Check every line of the entries below for the word "color", and copy the ones that have it.

─── Supplied material

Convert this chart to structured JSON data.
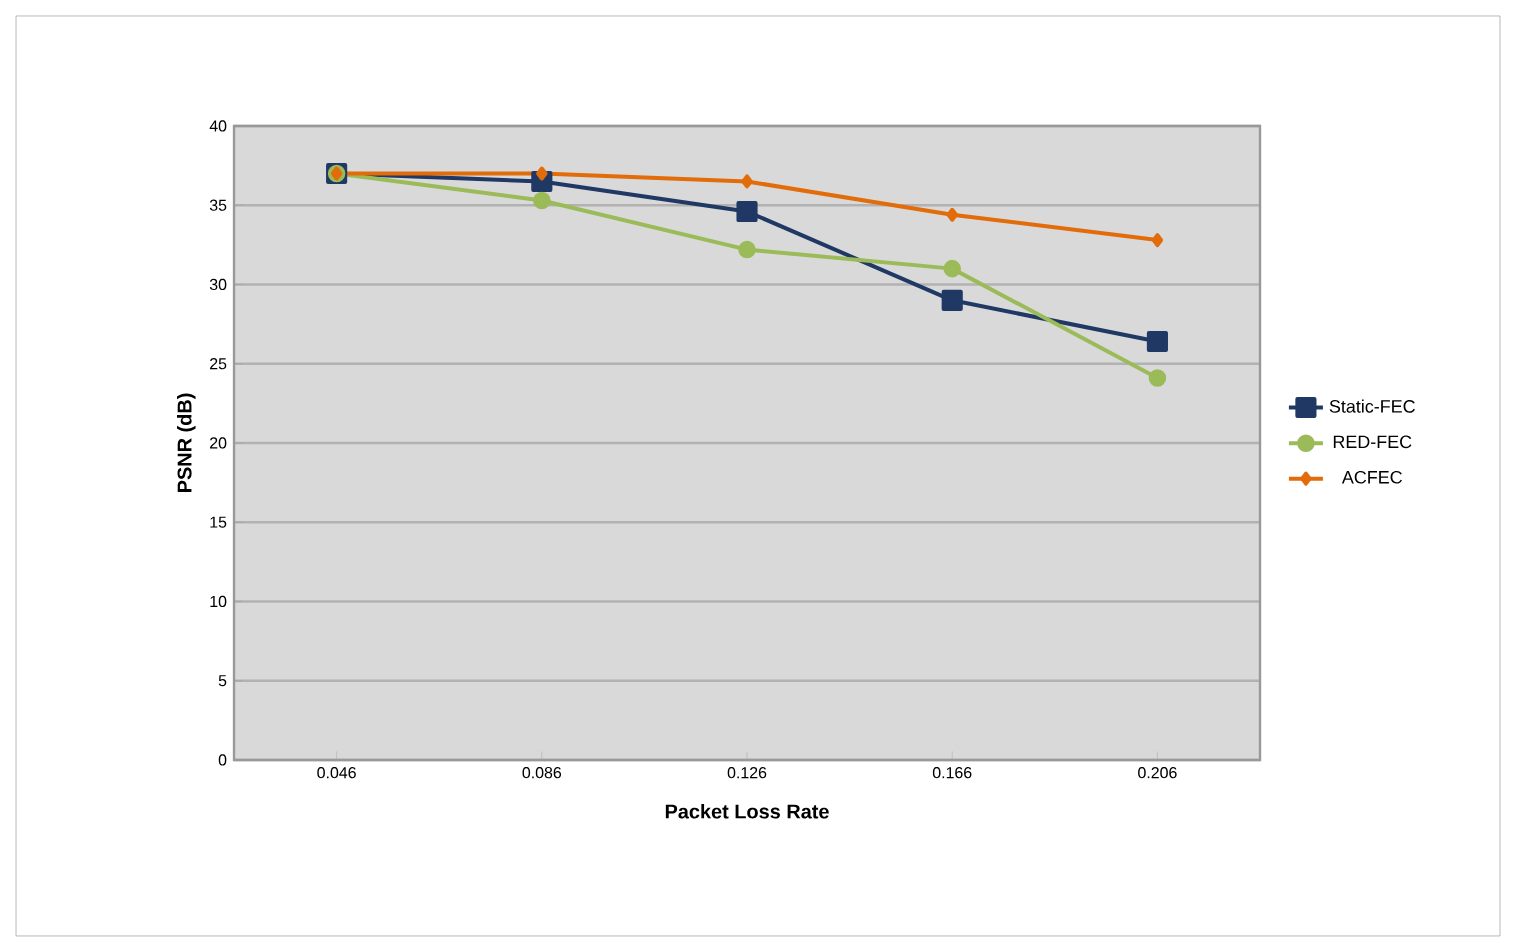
{
  "chart_data": {
    "type": "line",
    "xlabel": "Packet Loss Rate",
    "ylabel": "PSNR (dB)",
    "categories": [
      "0.046",
      "0.086",
      "0.126",
      "0.166",
      "0.206"
    ],
    "series": [
      {
        "name": "Static-FEC",
        "color": "#1f3864",
        "marker": "square",
        "values": [
          37.0,
          36.5,
          34.6,
          29.0,
          26.4
        ]
      },
      {
        "name": "RED-FEC",
        "color": "#9bbb59",
        "marker": "circle",
        "values": [
          37.0,
          35.3,
          32.2,
          31.0,
          24.1
        ]
      },
      {
        "name": "ACFEC",
        "color": "#e36c0a",
        "marker": "diamond",
        "values": [
          37.0,
          37.0,
          36.5,
          34.4,
          32.8
        ]
      }
    ],
    "ylim": [
      0,
      40
    ],
    "yticks": [
      0,
      5,
      10,
      15,
      20,
      25,
      30,
      35,
      40
    ],
    "grid": "y",
    "legend": "right",
    "line_style": "solid"
  }
}
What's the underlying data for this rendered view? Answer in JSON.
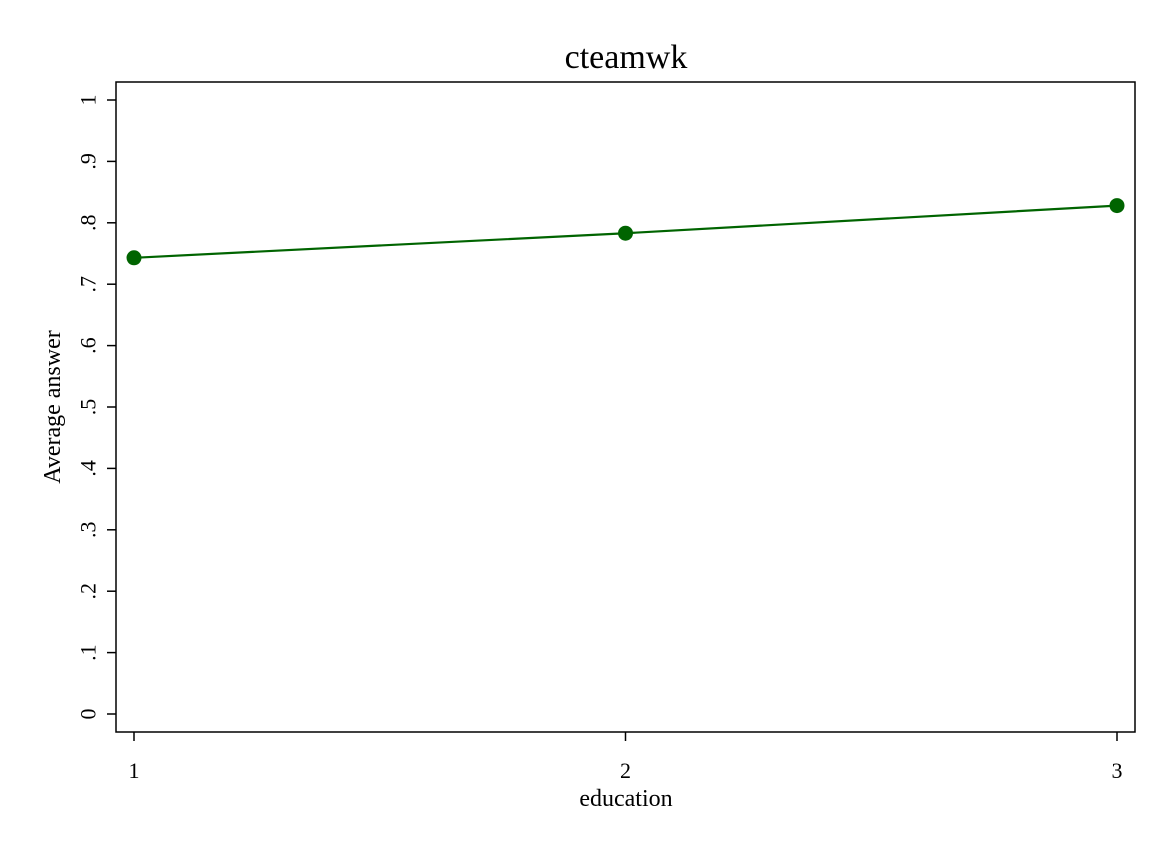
{
  "chart_data": {
    "type": "line",
    "title": "cteamwk",
    "xlabel": "education",
    "ylabel": "Average answer",
    "x": [
      1,
      2,
      3
    ],
    "x_tick_labels": [
      "1",
      "2",
      "3"
    ],
    "y_ticks": [
      0,
      0.1,
      0.2,
      0.3,
      0.4,
      0.5,
      0.6,
      0.7,
      0.8,
      0.9,
      1
    ],
    "y_tick_labels": [
      "0",
      ".1",
      ".2",
      ".3",
      ".4",
      ".5",
      ".6",
      ".7",
      ".8",
      ".9",
      "1"
    ],
    "ylim": [
      0,
      1
    ],
    "xlim": [
      1,
      3
    ],
    "grid": false,
    "legend": "none",
    "series": [
      {
        "values": [
          0.743,
          0.783,
          0.828
        ],
        "color": "#006400",
        "marker": "circle"
      }
    ]
  }
}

──────

§ **Output of the exercise**:
        "color": "#1f3864",
        "color": "#9bbb59",
        "color": "#e36c0a",
        "color": "#006400",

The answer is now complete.